Entries shown:
....
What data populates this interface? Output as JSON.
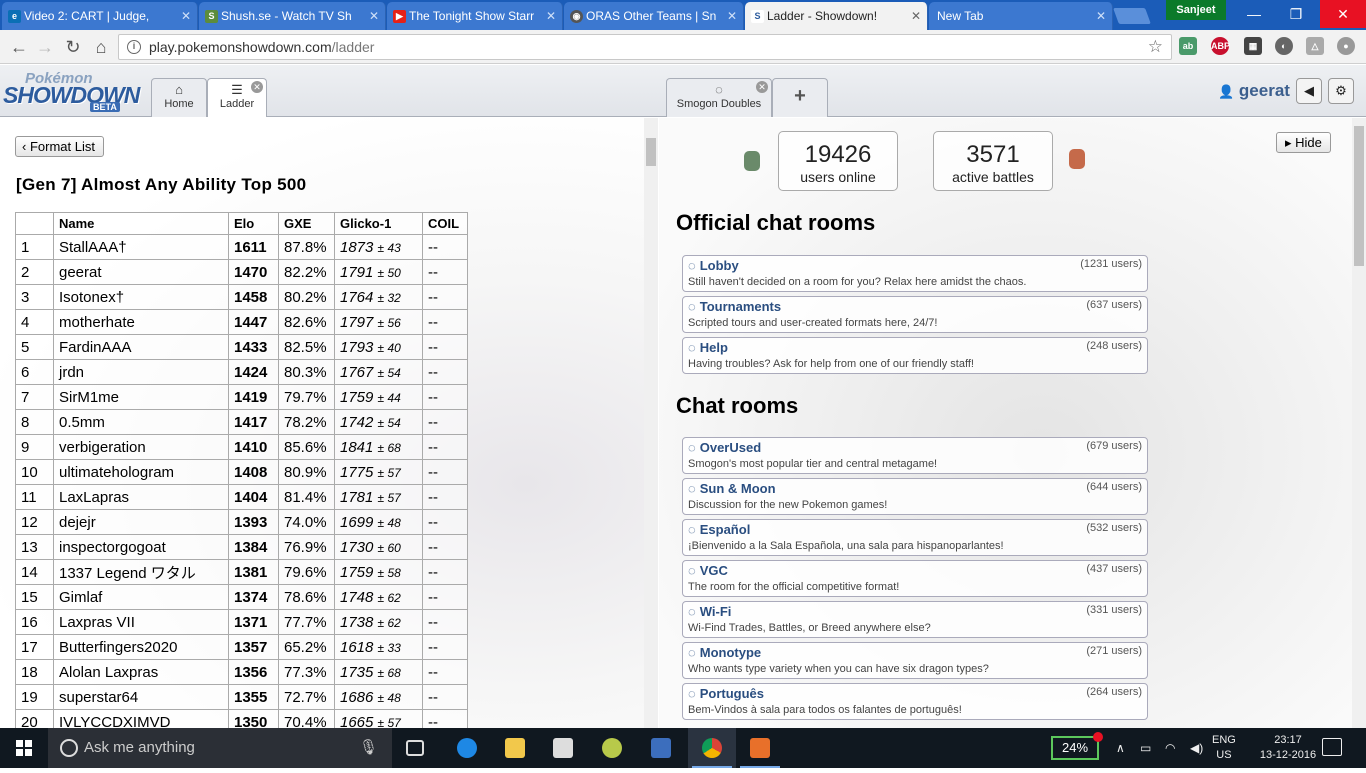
{
  "browser": {
    "tabs": [
      {
        "label": "Video 2: CART | Judge,",
        "icon": "edx-favicon",
        "color": "#e0e0e0"
      },
      {
        "label": "Shush.se - Watch TV Sh",
        "icon": "shush-favicon",
        "color": "#5c8c3c"
      },
      {
        "label": "The Tonight Show Starr",
        "icon": "youtube-favicon",
        "color": "#e62117"
      },
      {
        "label": "ORAS Other Teams | Sn",
        "icon": "smogon-favicon",
        "color": "#555555"
      },
      {
        "label": "Ladder - Showdown!",
        "icon": "showdown-favicon",
        "color": "#ffffff"
      },
      {
        "label": "New Tab",
        "icon": "",
        "color": ""
      }
    ],
    "profile_name": "Sanjeet",
    "url_host": "play.pokemonshowdown.com",
    "url_path": "/ladder"
  },
  "showdown": {
    "logo": {
      "top": "Pokémon",
      "main": "SHOWDOWN",
      "badge": "BETA"
    },
    "main_tabs": [
      {
        "label": "Home",
        "icon": "home-icon"
      },
      {
        "label": "Ladder",
        "icon": "list-icon"
      }
    ],
    "side_tabs": [
      {
        "label": "Smogon Doubles",
        "icon": "chat-bubble-icon"
      },
      {
        "label": "+",
        "icon": "plus-icon"
      }
    ],
    "username": "geerat"
  },
  "ladder": {
    "back_label": "Format List",
    "title": "[Gen 7] Almost Any Ability Top 500",
    "columns": [
      "",
      "Name",
      "Elo",
      "GXE",
      "Glicko-1",
      "COIL"
    ],
    "rows": [
      {
        "rank": "1",
        "name": "StallAAA†",
        "elo": "1611",
        "gxe": "87.8%",
        "glicko": "1873",
        "dev": "± 43",
        "coil": "--"
      },
      {
        "rank": "2",
        "name": "geerat",
        "elo": "1470",
        "gxe": "82.2%",
        "glicko": "1791",
        "dev": "± 50",
        "coil": "--"
      },
      {
        "rank": "3",
        "name": "Isotonex†",
        "elo": "1458",
        "gxe": "80.2%",
        "glicko": "1764",
        "dev": "± 32",
        "coil": "--"
      },
      {
        "rank": "4",
        "name": "motherhate",
        "elo": "1447",
        "gxe": "82.6%",
        "glicko": "1797",
        "dev": "± 56",
        "coil": "--"
      },
      {
        "rank": "5",
        "name": "FardinAAA",
        "elo": "1433",
        "gxe": "82.5%",
        "glicko": "1793",
        "dev": "± 40",
        "coil": "--"
      },
      {
        "rank": "6",
        "name": "jrdn",
        "elo": "1424",
        "gxe": "80.3%",
        "glicko": "1767",
        "dev": "± 54",
        "coil": "--"
      },
      {
        "rank": "7",
        "name": "SirM1me",
        "elo": "1419",
        "gxe": "79.7%",
        "glicko": "1759",
        "dev": "± 44",
        "coil": "--"
      },
      {
        "rank": "8",
        "name": "0.5mm",
        "elo": "1417",
        "gxe": "78.2%",
        "glicko": "1742",
        "dev": "± 54",
        "coil": "--"
      },
      {
        "rank": "9",
        "name": "verbigeration",
        "elo": "1410",
        "gxe": "85.6%",
        "glicko": "1841",
        "dev": "± 68",
        "coil": "--"
      },
      {
        "rank": "10",
        "name": "ultimatehologram",
        "elo": "1408",
        "gxe": "80.9%",
        "glicko": "1775",
        "dev": "± 57",
        "coil": "--"
      },
      {
        "rank": "11",
        "name": "LaxLapras",
        "elo": "1404",
        "gxe": "81.4%",
        "glicko": "1781",
        "dev": "± 57",
        "coil": "--"
      },
      {
        "rank": "12",
        "name": "dejejr",
        "elo": "1393",
        "gxe": "74.0%",
        "glicko": "1699",
        "dev": "± 48",
        "coil": "--"
      },
      {
        "rank": "13",
        "name": "inspectorgogoat",
        "elo": "1384",
        "gxe": "76.9%",
        "glicko": "1730",
        "dev": "± 60",
        "coil": "--"
      },
      {
        "rank": "14",
        "name": "1337 Legend ワタル",
        "elo": "1381",
        "gxe": "79.6%",
        "glicko": "1759",
        "dev": "± 58",
        "coil": "--"
      },
      {
        "rank": "15",
        "name": "Gimlaf",
        "elo": "1374",
        "gxe": "78.6%",
        "glicko": "1748",
        "dev": "± 62",
        "coil": "--"
      },
      {
        "rank": "16",
        "name": "Laxpras VII",
        "elo": "1371",
        "gxe": "77.7%",
        "glicko": "1738",
        "dev": "± 62",
        "coil": "--"
      },
      {
        "rank": "17",
        "name": "Butterfingers2020",
        "elo": "1357",
        "gxe": "65.2%",
        "glicko": "1618",
        "dev": "± 33",
        "coil": "--"
      },
      {
        "rank": "18",
        "name": "Alolan Laxpras",
        "elo": "1356",
        "gxe": "77.3%",
        "glicko": "1735",
        "dev": "± 68",
        "coil": "--"
      },
      {
        "rank": "19",
        "name": "superstar64",
        "elo": "1355",
        "gxe": "72.7%",
        "glicko": "1686",
        "dev": "± 48",
        "coil": "--"
      },
      {
        "rank": "20",
        "name": "IVLYCCDXIMVD",
        "elo": "1350",
        "gxe": "70.4%",
        "glicko": "1665",
        "dev": "± 57",
        "coil": "--"
      }
    ]
  },
  "lobby": {
    "users_online": "19426",
    "users_online_label": "users online",
    "active_battles": "3571",
    "active_battles_label": "active battles",
    "hide_label": "Hide",
    "official_title": "Official chat rooms",
    "official_rooms": [
      {
        "name": "Lobby",
        "users": "(1231 users)",
        "desc": "Still haven't decided on a room for you? Relax here amidst the chaos."
      },
      {
        "name": "Tournaments",
        "users": "(637 users)",
        "desc": "Scripted tours and user-created formats here, 24/7!"
      },
      {
        "name": "Help",
        "users": "(248 users)",
        "desc": "Having troubles? Ask for help from one of our friendly staff!"
      }
    ],
    "chat_title": "Chat rooms",
    "chat_rooms": [
      {
        "name": "OverUsed",
        "users": "(679 users)",
        "desc": "Smogon's most popular tier and central metagame!"
      },
      {
        "name": "Sun & Moon",
        "users": "(644 users)",
        "desc": "Discussion for the new Pokemon games!"
      },
      {
        "name": "Español",
        "users": "(532 users)",
        "desc": "¡Bienvenido a la Sala Española, una sala para hispanoparlantes!"
      },
      {
        "name": "VGC",
        "users": "(437 users)",
        "desc": "The room for the official competitive format!"
      },
      {
        "name": "Wi-Fi",
        "users": "(331 users)",
        "desc": "Wi-Find Trades, Battles, or Breed anywhere else?"
      },
      {
        "name": "Monotype",
        "users": "(271 users)",
        "desc": "Who wants type variety when you can have six dragon types?"
      },
      {
        "name": "Português",
        "users": "(264 users)",
        "desc": "Bem-Vindos à sala para todos os falantes de português!"
      }
    ]
  },
  "taskbar": {
    "search_placeholder": "Ask me anything",
    "battery": "24%",
    "lang_top": "ENG",
    "lang_bottom": "US",
    "time": "23:17",
    "date": "13-12-2016"
  },
  "colors": {
    "chrome_frame": "#1b5cb8",
    "link_blue": "#2a4e80",
    "close_red": "#e81123"
  }
}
....
Write out the full listing verbatim, excluding its pictures.

Task solution:
What data populates this interface? Output as JSON.
{
  "browser": {
    "tabs": [
      {
        "label": "Video 2: CART | Judge,",
        "icon": "edx-favicon",
        "color": "#e0e0e0"
      },
      {
        "label": "Shush.se - Watch TV Sh",
        "icon": "shush-favicon",
        "color": "#5c8c3c"
      },
      {
        "label": "The Tonight Show Starr",
        "icon": "youtube-favicon",
        "color": "#e62117"
      },
      {
        "label": "ORAS Other Teams | Sn",
        "icon": "smogon-favicon",
        "color": "#555555"
      },
      {
        "label": "Ladder - Showdown!",
        "icon": "showdown-favicon",
        "color": "#ffffff"
      },
      {
        "label": "New Tab",
        "icon": "",
        "color": ""
      }
    ],
    "profile_name": "Sanjeet",
    "url_host": "play.pokemonshowdown.com",
    "url_path": "/ladder"
  },
  "showdown": {
    "logo": {
      "top": "Pokémon",
      "main": "SHOWDOWN",
      "badge": "BETA"
    },
    "main_tabs": [
      {
        "label": "Home",
        "icon": "home-icon"
      },
      {
        "label": "Ladder",
        "icon": "list-icon"
      }
    ],
    "side_tabs": [
      {
        "label": "Smogon Doubles",
        "icon": "chat-bubble-icon"
      },
      {
        "label": "+",
        "icon": "plus-icon"
      }
    ],
    "username": "geerat"
  },
  "ladder": {
    "back_label": "Format List",
    "title": "[Gen 7] Almost Any Ability Top 500",
    "columns": [
      "",
      "Name",
      "Elo",
      "GXE",
      "Glicko-1",
      "COIL"
    ],
    "rows": [
      {
        "rank": "1",
        "name": "StallAAA†",
        "elo": "1611",
        "gxe": "87.8%",
        "glicko": "1873",
        "dev": "± 43",
        "coil": "--"
      },
      {
        "rank": "2",
        "name": "geerat",
        "elo": "1470",
        "gxe": "82.2%",
        "glicko": "1791",
        "dev": "± 50",
        "coil": "--"
      },
      {
        "rank": "3",
        "name": "Isotonex†",
        "elo": "1458",
        "gxe": "80.2%",
        "glicko": "1764",
        "dev": "± 32",
        "coil": "--"
      },
      {
        "rank": "4",
        "name": "motherhate",
        "elo": "1447",
        "gxe": "82.6%",
        "glicko": "1797",
        "dev": "± 56",
        "coil": "--"
      },
      {
        "rank": "5",
        "name": "FardinAAA",
        "elo": "1433",
        "gxe": "82.5%",
        "glicko": "1793",
        "dev": "± 40",
        "coil": "--"
      },
      {
        "rank": "6",
        "name": "jrdn",
        "elo": "1424",
        "gxe": "80.3%",
        "glicko": "1767",
        "dev": "± 54",
        "coil": "--"
      },
      {
        "rank": "7",
        "name": "SirM1me",
        "elo": "1419",
        "gxe": "79.7%",
        "glicko": "1759",
        "dev": "± 44",
        "coil": "--"
      },
      {
        "rank": "8",
        "name": "0.5mm",
        "elo": "1417",
        "gxe": "78.2%",
        "glicko": "1742",
        "dev": "± 54",
        "coil": "--"
      },
      {
        "rank": "9",
        "name": "verbigeration",
        "elo": "1410",
        "gxe": "85.6%",
        "glicko": "1841",
        "dev": "± 68",
        "coil": "--"
      },
      {
        "rank": "10",
        "name": "ultimatehologram",
        "elo": "1408",
        "gxe": "80.9%",
        "glicko": "1775",
        "dev": "± 57",
        "coil": "--"
      },
      {
        "rank": "11",
        "name": "LaxLapras",
        "elo": "1404",
        "gxe": "81.4%",
        "glicko": "1781",
        "dev": "± 57",
        "coil": "--"
      },
      {
        "rank": "12",
        "name": "dejejr",
        "elo": "1393",
        "gxe": "74.0%",
        "glicko": "1699",
        "dev": "± 48",
        "coil": "--"
      },
      {
        "rank": "13",
        "name": "inspectorgogoat",
        "elo": "1384",
        "gxe": "76.9%",
        "glicko": "1730",
        "dev": "± 60",
        "coil": "--"
      },
      {
        "rank": "14",
        "name": "1337 Legend ワタル",
        "elo": "1381",
        "gxe": "79.6%",
        "glicko": "1759",
        "dev": "± 58",
        "coil": "--"
      },
      {
        "rank": "15",
        "name": "Gimlaf",
        "elo": "1374",
        "gxe": "78.6%",
        "glicko": "1748",
        "dev": "± 62",
        "coil": "--"
      },
      {
        "rank": "16",
        "name": "Laxpras VII",
        "elo": "1371",
        "gxe": "77.7%",
        "glicko": "1738",
        "dev": "± 62",
        "coil": "--"
      },
      {
        "rank": "17",
        "name": "Butterfingers2020",
        "elo": "1357",
        "gxe": "65.2%",
        "glicko": "1618",
        "dev": "± 33",
        "coil": "--"
      },
      {
        "rank": "18",
        "name": "Alolan Laxpras",
        "elo": "1356",
        "gxe": "77.3%",
        "glicko": "1735",
        "dev": "± 68",
        "coil": "--"
      },
      {
        "rank": "19",
        "name": "superstar64",
        "elo": "1355",
        "gxe": "72.7%",
        "glicko": "1686",
        "dev": "± 48",
        "coil": "--"
      },
      {
        "rank": "20",
        "name": "IVLYCCDXIMVD",
        "elo": "1350",
        "gxe": "70.4%",
        "glicko": "1665",
        "dev": "± 57",
        "coil": "--"
      }
    ]
  },
  "lobby": {
    "users_online": "19426",
    "users_online_label": "users online",
    "active_battles": "3571",
    "active_battles_label": "active battles",
    "hide_label": "Hide",
    "official_title": "Official chat rooms",
    "official_rooms": [
      {
        "name": "Lobby",
        "users": "(1231 users)",
        "desc": "Still haven't decided on a room for you? Relax here amidst the chaos."
      },
      {
        "name": "Tournaments",
        "users": "(637 users)",
        "desc": "Scripted tours and user-created formats here, 24/7!"
      },
      {
        "name": "Help",
        "users": "(248 users)",
        "desc": "Having troubles? Ask for help from one of our friendly staff!"
      }
    ],
    "chat_title": "Chat rooms",
    "chat_rooms": [
      {
        "name": "OverUsed",
        "users": "(679 users)",
        "desc": "Smogon's most popular tier and central metagame!"
      },
      {
        "name": "Sun & Moon",
        "users": "(644 users)",
        "desc": "Discussion for the new Pokemon games!"
      },
      {
        "name": "Español",
        "users": "(532 users)",
        "desc": "¡Bienvenido a la Sala Española, una sala para hispanoparlantes!"
      },
      {
        "name": "VGC",
        "users": "(437 users)",
        "desc": "The room for the official competitive format!"
      },
      {
        "name": "Wi-Fi",
        "users": "(331 users)",
        "desc": "Wi-Find Trades, Battles, or Breed anywhere else?"
      },
      {
        "name": "Monotype",
        "users": "(271 users)",
        "desc": "Who wants type variety when you can have six dragon types?"
      },
      {
        "name": "Português",
        "users": "(264 users)",
        "desc": "Bem-Vindos à sala para todos os falantes de português!"
      }
    ]
  },
  "taskbar": {
    "search_placeholder": "Ask me anything",
    "battery": "24%",
    "lang_top": "ENG",
    "lang_bottom": "US",
    "time": "23:17",
    "date": "13-12-2016"
  },
  "colors": {
    "chrome_frame": "#1b5cb8",
    "link_blue": "#2a4e80",
    "close_red": "#e81123"
  }
}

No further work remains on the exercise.